==== LISTING ====

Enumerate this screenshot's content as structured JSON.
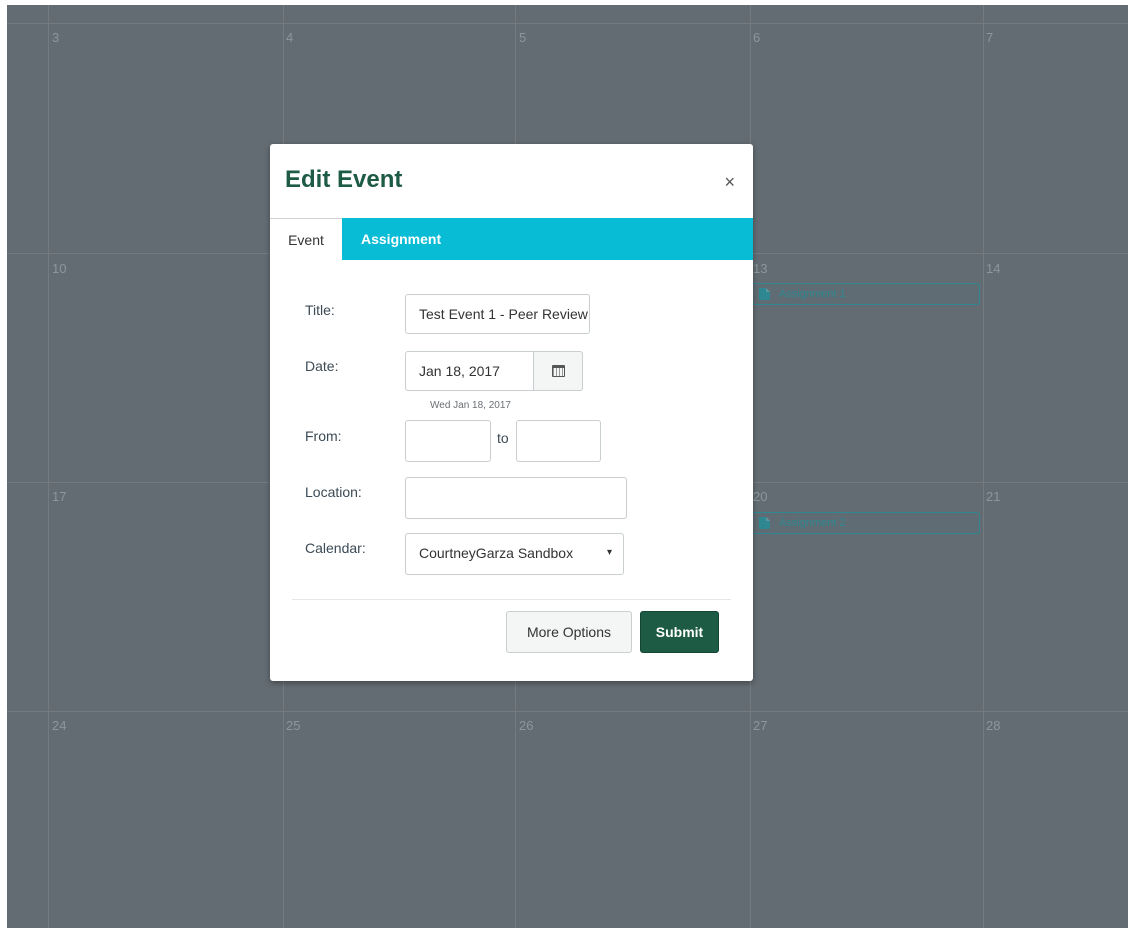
{
  "calendar": {
    "day_numbers": [
      "3",
      "4",
      "5",
      "6",
      "7",
      "10",
      "13",
      "14",
      "17",
      "20",
      "21",
      "24",
      "25",
      "26",
      "27",
      "28"
    ],
    "events": [
      {
        "label": "Assignment 1",
        "icon": "assignment-icon"
      },
      {
        "label": "Assignment 2",
        "icon": "assignment-icon"
      }
    ]
  },
  "modal": {
    "title": "Edit Event",
    "close_icon": "×",
    "tabs": [
      {
        "label": "Event",
        "active": true
      },
      {
        "label": "Assignment",
        "active": false
      }
    ],
    "fields": {
      "title_label": "Title:",
      "title_value": "Test Event 1 - Peer Review",
      "date_label": "Date:",
      "date_value": "Jan 18, 2017",
      "date_hint": "Wed Jan 18, 2017",
      "from_label": "From:",
      "from_value": "",
      "to_label": "to",
      "to_value": "",
      "location_label": "Location:",
      "location_value": "",
      "calendar_label": "Calendar:",
      "calendar_value": "CourtneyGarza Sandbox",
      "select_arrow": "▾"
    },
    "buttons": {
      "more_options": "More Options",
      "submit": "Submit"
    }
  },
  "colors": {
    "overlay": "#636c72",
    "tab_bar": "#08bcd6",
    "brand_green": "#1d5b45",
    "event_teal": "#2f8891"
  }
}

====

SHORT TASK – All of the data above should be quoted exactly, except for the pictures.

RESPONSE –
Enumerate this screenshot's content as structured JSON.
{
  "calendar": {
    "day_numbers": [
      "3",
      "4",
      "5",
      "6",
      "7",
      "10",
      "13",
      "14",
      "17",
      "20",
      "21",
      "24",
      "25",
      "26",
      "27",
      "28"
    ],
    "events": [
      {
        "label": "Assignment 1",
        "icon": "assignment-icon"
      },
      {
        "label": "Assignment 2",
        "icon": "assignment-icon"
      }
    ]
  },
  "modal": {
    "title": "Edit Event",
    "close_icon": "×",
    "tabs": [
      {
        "label": "Event",
        "active": true
      },
      {
        "label": "Assignment",
        "active": false
      }
    ],
    "fields": {
      "title_label": "Title:",
      "title_value": "Test Event 1 - Peer Review",
      "date_label": "Date:",
      "date_value": "Jan 18, 2017",
      "date_hint": "Wed Jan 18, 2017",
      "from_label": "From:",
      "from_value": "",
      "to_label": "to",
      "to_value": "",
      "location_label": "Location:",
      "location_value": "",
      "calendar_label": "Calendar:",
      "calendar_value": "CourtneyGarza Sandbox",
      "select_arrow": "▾"
    },
    "buttons": {
      "more_options": "More Options",
      "submit": "Submit"
    }
  },
  "colors": {
    "overlay": "#636c72",
    "tab_bar": "#08bcd6",
    "brand_green": "#1d5b45",
    "event_teal": "#2f8891"
  }
}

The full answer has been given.